_Records provided_:
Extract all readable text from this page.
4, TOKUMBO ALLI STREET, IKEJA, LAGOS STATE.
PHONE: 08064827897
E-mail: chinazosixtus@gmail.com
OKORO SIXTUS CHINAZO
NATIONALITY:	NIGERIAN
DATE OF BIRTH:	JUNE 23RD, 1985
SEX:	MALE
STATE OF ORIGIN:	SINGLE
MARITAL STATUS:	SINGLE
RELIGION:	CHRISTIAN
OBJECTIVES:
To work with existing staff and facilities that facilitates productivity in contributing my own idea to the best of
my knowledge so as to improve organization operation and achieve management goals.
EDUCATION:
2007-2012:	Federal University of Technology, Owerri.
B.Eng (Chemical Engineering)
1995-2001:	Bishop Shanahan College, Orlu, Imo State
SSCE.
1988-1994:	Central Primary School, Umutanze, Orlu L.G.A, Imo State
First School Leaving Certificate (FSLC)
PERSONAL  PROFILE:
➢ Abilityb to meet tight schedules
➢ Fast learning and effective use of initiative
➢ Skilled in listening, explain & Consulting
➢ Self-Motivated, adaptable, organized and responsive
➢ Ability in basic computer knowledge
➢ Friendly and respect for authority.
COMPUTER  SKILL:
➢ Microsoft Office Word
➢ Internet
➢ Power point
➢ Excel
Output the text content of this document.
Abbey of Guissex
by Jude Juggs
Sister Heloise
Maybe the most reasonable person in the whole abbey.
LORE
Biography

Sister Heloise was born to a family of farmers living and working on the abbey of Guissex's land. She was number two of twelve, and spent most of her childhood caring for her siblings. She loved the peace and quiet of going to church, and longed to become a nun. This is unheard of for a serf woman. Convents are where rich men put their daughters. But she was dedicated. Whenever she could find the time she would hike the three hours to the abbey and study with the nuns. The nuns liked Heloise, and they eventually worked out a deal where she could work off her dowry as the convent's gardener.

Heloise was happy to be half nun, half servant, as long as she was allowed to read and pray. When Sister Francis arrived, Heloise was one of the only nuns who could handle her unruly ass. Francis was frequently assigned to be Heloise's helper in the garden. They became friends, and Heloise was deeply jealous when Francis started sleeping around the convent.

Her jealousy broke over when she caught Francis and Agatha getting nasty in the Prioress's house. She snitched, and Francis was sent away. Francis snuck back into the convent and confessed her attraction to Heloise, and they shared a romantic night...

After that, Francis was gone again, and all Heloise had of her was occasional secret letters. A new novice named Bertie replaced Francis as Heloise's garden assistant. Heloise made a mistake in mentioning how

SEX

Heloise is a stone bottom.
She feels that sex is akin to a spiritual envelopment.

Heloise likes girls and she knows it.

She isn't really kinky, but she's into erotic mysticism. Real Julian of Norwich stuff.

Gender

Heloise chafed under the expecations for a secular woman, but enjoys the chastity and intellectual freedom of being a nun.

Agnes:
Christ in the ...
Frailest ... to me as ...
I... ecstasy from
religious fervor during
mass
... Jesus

_Problem to work on_: Every record shown above should be written out again exactly.

_Right answer_:
Extract all readable text from this page.
4, TOKUMBO ALLI STREET, IKEJA, LAGOS STATE.
PHONE: 08064827897
E-mail: chinazosixtus@gmail.com
OKORO SIXTUS CHINAZO
NATIONALITY:	NIGERIAN
DATE OF BIRTH:	JUNE 23RD, 1985
SEX:	MALE
STATE OF ORIGIN:	SINGLE
MARITAL STATUS:	SINGLE
RELIGION:	CHRISTIAN
OBJECTIVES:
To work with existing staff and facilities that facilitates productivity in contributing my own idea to the best of
my knowledge so as to improve organization operation and achieve management goals.
EDUCATION:
2007-2012:	Federal University of Technology, Owerri.
B.Eng (Chemical Engineering)
1995-2001:	Bishop Shanahan College, Orlu, Imo State
SSCE.
1988-1994:	Central Primary School, Umutanze, Orlu L.G.A, Imo State
First School Leaving Certificate (FSLC)
PERSONAL  PROFILE:
➢ Abilityb to meet tight schedules
➢ Fast learning and effective use of initiative
➢ Skilled in listening, explain & Consulting
➢ Self-Motivated, adaptable, organized and responsive
➢ Ability in basic computer knowledge
➢ Friendly and respect for authority.
COMPUTER  SKILL:
➢ Microsoft Office Word
➢ Internet
➢ Power point
➢ Excel
Output the text content of this document.
Abbey of Guissex
by Jude Juggs
Sister Heloise
Maybe the most reasonable person in the whole abbey.
LORE
Biography

Sister Heloise was born to a family of farmers living and working on the abbey of Guissex's land. She was number two of twelve, and spent most of her childhood caring for her siblings. She loved the peace and quiet of going to church, and longed to become a nun. This is unheard of for a serf woman. Convents are where rich men put their daughters. But she was dedicated. Whenever she could find the time she would hike the three hours to the abbey and study with the nuns. The nuns liked Heloise, and they eventually worked out a deal where she could work off her dowry as the convent's gardener.

Heloise was happy to be half nun, half servant, as long as she was allowed to read and pray. When Sister Francis arrived, Heloise was one of the only nuns who could handle her unruly ass. Francis was frequently assigned to be Heloise's helper in the garden. They became friends, and Heloise was deeply jealous when Francis started sleeping around the convent.

Her jealousy broke over when she caught Francis and Agatha getting nasty in the Prioress's house. She snitched, and Francis was sent away. Francis snuck back into the convent and confessed her attraction to Heloise, and they shared a romantic night...

After that, Francis was gone again, and all Heloise had of her was occasional secret letters. A new novice named Bertie replaced Francis as Heloise's garden assistant. Heloise made a mistake in mentioning how

SEX

Heloise is a stone bottom.
She feels that sex is akin to a spiritual envelopment.

Heloise likes girls and she knows it.

She isn't really kinky, but she's into erotic mysticism. Real Julian of Norwich stuff.

Gender

Heloise chafed under the expecations for a secular woman, but enjoys the chastity and intellectual freedom of being a nun.

Agnes:
Christ in the ...
Frailest ... to me as ...
I... ecstasy from
religious fervor during
mass
... Jesus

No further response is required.